**Problema A**:
Indique se cada afirmação abaixo concorda com o texto sobre Woodstock. Responda sim ou não e cite, sem alterações, as palavras do texto que decidem cada caso.
(i) Quem narra conseguiu chegar até a praia de Bombinhas, em Santa Catarina.
(ii) O disco de Woodstock era composto de dois LPs.
(iii) Quem narra arrancou os dentes da frente para cantar melhor.
**Problema B**: Retome o texto sobre Woodstock a partir do ponto em que ele termina e dê continuidade a ele.

**Texto do documento**:
============================================================

Woodstock

woodstock WoodstockQuando eu era garoto, para desespero de meus pais, decidi ir ao Festival de Woodstock. De moto. Sim, eu sei que é loucura. Um moleque, menor de idade, sem carteira e sem dinheiro, viajar de moto até os Estados Unidos. Mas era o espírito da época, pra não dizer outra coisa.
Bem, consegui chegar até a praia de Bombinhas, em Santa Catarina. Só não fui adiante porque furou o pneu da moto e me encantei pelos olhos de uma alemoa de Blumenau que estava acampada numa barraca… Enfim, fui atropelado pelos acontecimentos.
Woodstock eu vi depois, no cinema. O disco, escutei até furar. Eram três LPs. Decorei todas as letras e solos de guitarra. Cheguei a pensar em arrancar os dentes da frente, como fez Richie Havens pra poder cantar melhor, mas bateu um bom senso. Coisa rara naquele tempo.

============================================================

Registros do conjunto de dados
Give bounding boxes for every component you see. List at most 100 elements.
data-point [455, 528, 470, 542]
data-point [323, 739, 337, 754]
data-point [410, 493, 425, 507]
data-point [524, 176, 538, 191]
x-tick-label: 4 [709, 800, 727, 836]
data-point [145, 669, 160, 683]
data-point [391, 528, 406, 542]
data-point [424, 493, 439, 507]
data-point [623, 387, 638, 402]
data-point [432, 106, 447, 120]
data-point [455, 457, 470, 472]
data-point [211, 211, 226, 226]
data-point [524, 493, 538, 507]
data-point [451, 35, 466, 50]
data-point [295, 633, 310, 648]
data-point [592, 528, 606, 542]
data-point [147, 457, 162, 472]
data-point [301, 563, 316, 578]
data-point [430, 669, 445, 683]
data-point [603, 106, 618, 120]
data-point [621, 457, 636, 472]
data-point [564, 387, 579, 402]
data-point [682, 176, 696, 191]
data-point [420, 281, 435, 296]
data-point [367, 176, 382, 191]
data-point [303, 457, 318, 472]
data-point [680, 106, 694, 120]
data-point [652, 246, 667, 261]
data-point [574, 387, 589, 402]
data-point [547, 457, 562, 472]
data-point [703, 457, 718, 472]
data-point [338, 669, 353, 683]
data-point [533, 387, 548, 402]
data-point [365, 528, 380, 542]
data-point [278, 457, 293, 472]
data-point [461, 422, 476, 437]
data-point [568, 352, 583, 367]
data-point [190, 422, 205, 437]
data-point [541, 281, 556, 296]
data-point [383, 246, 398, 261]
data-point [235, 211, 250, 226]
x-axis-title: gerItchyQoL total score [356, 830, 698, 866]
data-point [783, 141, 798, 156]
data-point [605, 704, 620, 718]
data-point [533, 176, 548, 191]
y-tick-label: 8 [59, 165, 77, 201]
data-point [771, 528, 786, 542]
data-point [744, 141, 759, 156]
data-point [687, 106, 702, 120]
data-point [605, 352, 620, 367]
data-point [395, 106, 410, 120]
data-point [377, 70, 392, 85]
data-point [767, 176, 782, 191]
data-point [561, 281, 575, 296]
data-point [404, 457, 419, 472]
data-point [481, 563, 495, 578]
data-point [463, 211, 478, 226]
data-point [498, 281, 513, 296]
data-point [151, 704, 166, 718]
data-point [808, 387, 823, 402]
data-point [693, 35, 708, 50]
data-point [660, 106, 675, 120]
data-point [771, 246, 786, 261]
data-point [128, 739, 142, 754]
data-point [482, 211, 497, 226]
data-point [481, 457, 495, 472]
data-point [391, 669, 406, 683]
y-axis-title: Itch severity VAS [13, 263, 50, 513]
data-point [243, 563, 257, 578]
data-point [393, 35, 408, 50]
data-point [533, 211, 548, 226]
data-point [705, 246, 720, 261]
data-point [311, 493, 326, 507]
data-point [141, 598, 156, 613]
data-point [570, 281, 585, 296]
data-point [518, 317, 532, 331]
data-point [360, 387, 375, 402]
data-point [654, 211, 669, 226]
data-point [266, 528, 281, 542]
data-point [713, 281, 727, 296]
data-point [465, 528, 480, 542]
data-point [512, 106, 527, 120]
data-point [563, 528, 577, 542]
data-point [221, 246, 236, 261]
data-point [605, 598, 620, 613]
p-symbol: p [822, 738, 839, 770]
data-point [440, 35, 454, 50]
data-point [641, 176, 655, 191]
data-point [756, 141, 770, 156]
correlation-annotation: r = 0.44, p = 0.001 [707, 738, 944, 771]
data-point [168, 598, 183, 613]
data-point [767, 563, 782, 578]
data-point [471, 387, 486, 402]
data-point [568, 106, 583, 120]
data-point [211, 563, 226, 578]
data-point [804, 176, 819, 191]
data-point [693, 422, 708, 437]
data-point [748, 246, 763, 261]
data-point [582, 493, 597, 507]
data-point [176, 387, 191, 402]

============================================================

**Resposta do exercício A**:
(i) Sim: "Bem, consegui chegar até a praia de Bombinhas, em Santa Catarina."
(ii) Não: "Eram três LPs."
(iii) Não: "Cheguei a pensar em arrancar os dentes da frente, como fez Richie Havens pra poder cantar melhor, mas bateu um bom senso."

**Resposta do exercício B**:
Comprei um medalhão enorme com aquele símbolo de paz e amor, pendurei no pescoço e só tirava pra tomar banho. Aliás, um hábito que, na época, estava fora de moda.
Aprendi a mexer com couro e, além de um chapéu, fiz uma bolsa a tiracolo, vermelha, com umas franjas e uma ferradura colada pra dar sorte.
Fora esses utensílios, meu guarda-roupa incluía umas camisetas tingidas com desenhos psicodélicos, duas túnicas indianas, uma calça boca-de-sino, um tamanco de madeira e um macacão de veludo que, segundo os comentários da minha tia, era capaz de andar sozinho.
Deixei a barba e os cabelos crescerem desordenadamente e acredito que aquela revolução, que se passava do lado de fora da cabeça, acabou vazando pra dentro e influenciou o processo de desenvolvimento do meu córtex cerebral. Algumas ideias desconectadas só começaram a fazer sentido recentemente.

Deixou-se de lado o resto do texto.